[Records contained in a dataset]
---

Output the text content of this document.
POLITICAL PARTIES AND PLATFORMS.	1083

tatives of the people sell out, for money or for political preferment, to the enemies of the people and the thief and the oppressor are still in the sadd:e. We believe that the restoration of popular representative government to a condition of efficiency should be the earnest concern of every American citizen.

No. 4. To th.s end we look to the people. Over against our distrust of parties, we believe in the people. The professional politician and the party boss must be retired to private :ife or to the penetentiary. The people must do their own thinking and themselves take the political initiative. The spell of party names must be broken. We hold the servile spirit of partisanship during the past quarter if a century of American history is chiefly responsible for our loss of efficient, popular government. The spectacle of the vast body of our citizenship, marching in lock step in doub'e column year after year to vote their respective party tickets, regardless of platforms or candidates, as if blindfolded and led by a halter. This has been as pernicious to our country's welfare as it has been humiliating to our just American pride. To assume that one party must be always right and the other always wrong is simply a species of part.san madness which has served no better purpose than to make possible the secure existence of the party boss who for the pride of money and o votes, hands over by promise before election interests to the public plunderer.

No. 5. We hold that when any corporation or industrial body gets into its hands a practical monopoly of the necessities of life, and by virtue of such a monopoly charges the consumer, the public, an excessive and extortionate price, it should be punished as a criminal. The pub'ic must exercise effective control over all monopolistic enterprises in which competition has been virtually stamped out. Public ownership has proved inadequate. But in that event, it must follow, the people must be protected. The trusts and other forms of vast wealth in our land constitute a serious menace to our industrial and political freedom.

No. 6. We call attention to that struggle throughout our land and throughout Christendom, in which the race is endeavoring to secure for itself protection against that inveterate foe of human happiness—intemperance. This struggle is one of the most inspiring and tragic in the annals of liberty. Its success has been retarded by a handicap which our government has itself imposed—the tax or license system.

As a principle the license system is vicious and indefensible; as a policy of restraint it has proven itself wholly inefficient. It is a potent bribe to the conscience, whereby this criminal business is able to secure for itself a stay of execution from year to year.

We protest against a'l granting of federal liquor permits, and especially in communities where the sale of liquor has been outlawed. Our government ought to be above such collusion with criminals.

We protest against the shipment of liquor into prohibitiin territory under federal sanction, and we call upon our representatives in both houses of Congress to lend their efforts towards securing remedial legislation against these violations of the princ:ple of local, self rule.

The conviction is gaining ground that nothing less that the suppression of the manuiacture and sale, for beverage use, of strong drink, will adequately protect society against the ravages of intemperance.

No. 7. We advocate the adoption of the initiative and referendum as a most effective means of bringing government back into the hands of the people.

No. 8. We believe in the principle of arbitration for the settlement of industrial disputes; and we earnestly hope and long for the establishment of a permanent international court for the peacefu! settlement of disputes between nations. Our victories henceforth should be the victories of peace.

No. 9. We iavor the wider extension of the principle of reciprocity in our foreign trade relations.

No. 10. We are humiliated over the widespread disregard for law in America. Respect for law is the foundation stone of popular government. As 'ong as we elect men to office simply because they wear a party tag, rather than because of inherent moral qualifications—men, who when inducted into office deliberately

---

All of the data shown above must be copied exactly.

Output the text content of this document.
POLITICAL PARTIES AND PLATFORMS.	1083

tatives of the people sell out, for money or for political preferment, to the enemies of the people and the thief and the oppressor are still in the sadd:e. We believe that the restoration of popular representative government to a condition of efficiency should be the earnest concern of every American citizen.

No. 4. To th.s end we look to the people. Over against our distrust of parties, we believe in the people. The professional politician and the party boss must be retired to private :ife or to the penetentiary. The people must do their own thinking and themselves take the political initiative. The spell of party names must be broken. We hold the servile spirit of partisanship during the past quarter if a century of American history is chiefly responsible for our loss of efficient, popular government. The spectacle of the vast body of our citizenship, marching in lock step in doub'e column year after year to vote their respective party tickets, regardless of platforms or candidates, as if blindfolded and led by a halter. This has been as pernicious to our country's welfare as it has been humiliating to our just American pride. To assume that one party must be always right and the other always wrong is simply a species of part.san madness which has served no better purpose than to make possible the secure existence of the party boss who for the pride of money and o votes, hands over by promise before election interests to the public plunderer.

No. 5. We hold that when any corporation or industrial body gets into its hands a practical monopoly of the necessities of life, and by virtue of such a monopoly charges the consumer, the public, an excessive and extortionate price, it should be punished as a criminal. The pub'ic must exercise effective control over all monopolistic enterprises in which competition has been virtually stamped out. Public ownership has proved inadequate. But in that event, it must follow, the people must be protected. The trusts and other forms of vast wealth in our land constitute a serious menace to our industrial and political freedom.

No. 6. We call attention to that struggle throughout our land and throughout Christendom, in which the race is endeavoring to secure for itself protection against that inveterate foe of human happiness—intemperance. This struggle is one of the most inspiring and tragic in the annals of liberty. Its success has been retarded by a handicap which our government has itself imposed—the tax or license system.

As a principle the license system is vicious and indefensible; as a policy of restraint it has proven itself wholly inefficient. It is a potent bribe to the conscience, whereby this criminal business is able to secure for itself a stay of execution from year to year.

We protest against a'l granting of federal liquor permits, and especially in communities where the sale of liquor has been outlawed. Our government ought to be above such collusion with criminals.

We protest against the shipment of liquor into prohibitiin territory under federal sanction, and we call upon our representatives in both houses of Congress to lend their efforts towards securing remedial legislation against these violations of the princ:ple of local, self rule.

The conviction is gaining ground that nothing less that the suppression of the manuiacture and sale, for beverage use, of strong drink, will adequately protect society against the ravages of intemperance.

No. 7. We advocate the adoption of the initiative and referendum as a most effective means of bringing government back into the hands of the people.

No. 8. We believe in the principle of arbitration for the settlement of industrial disputes; and we earnestly hope and long for the establishment of a permanent international court for the peacefu! settlement of disputes between nations. Our victories henceforth should be the victories of peace.

No. 9. We iavor the wider extension of the principle of reciprocity in our foreign trade relations.

No. 10. We are humiliated over the widespread disregard for law in America. Respect for law is the foundation stone of popular government. As 'ong as we elect men to office simply because they wear a party tag, rather than because of inherent moral qualifications—men, who when inducted into office deliberately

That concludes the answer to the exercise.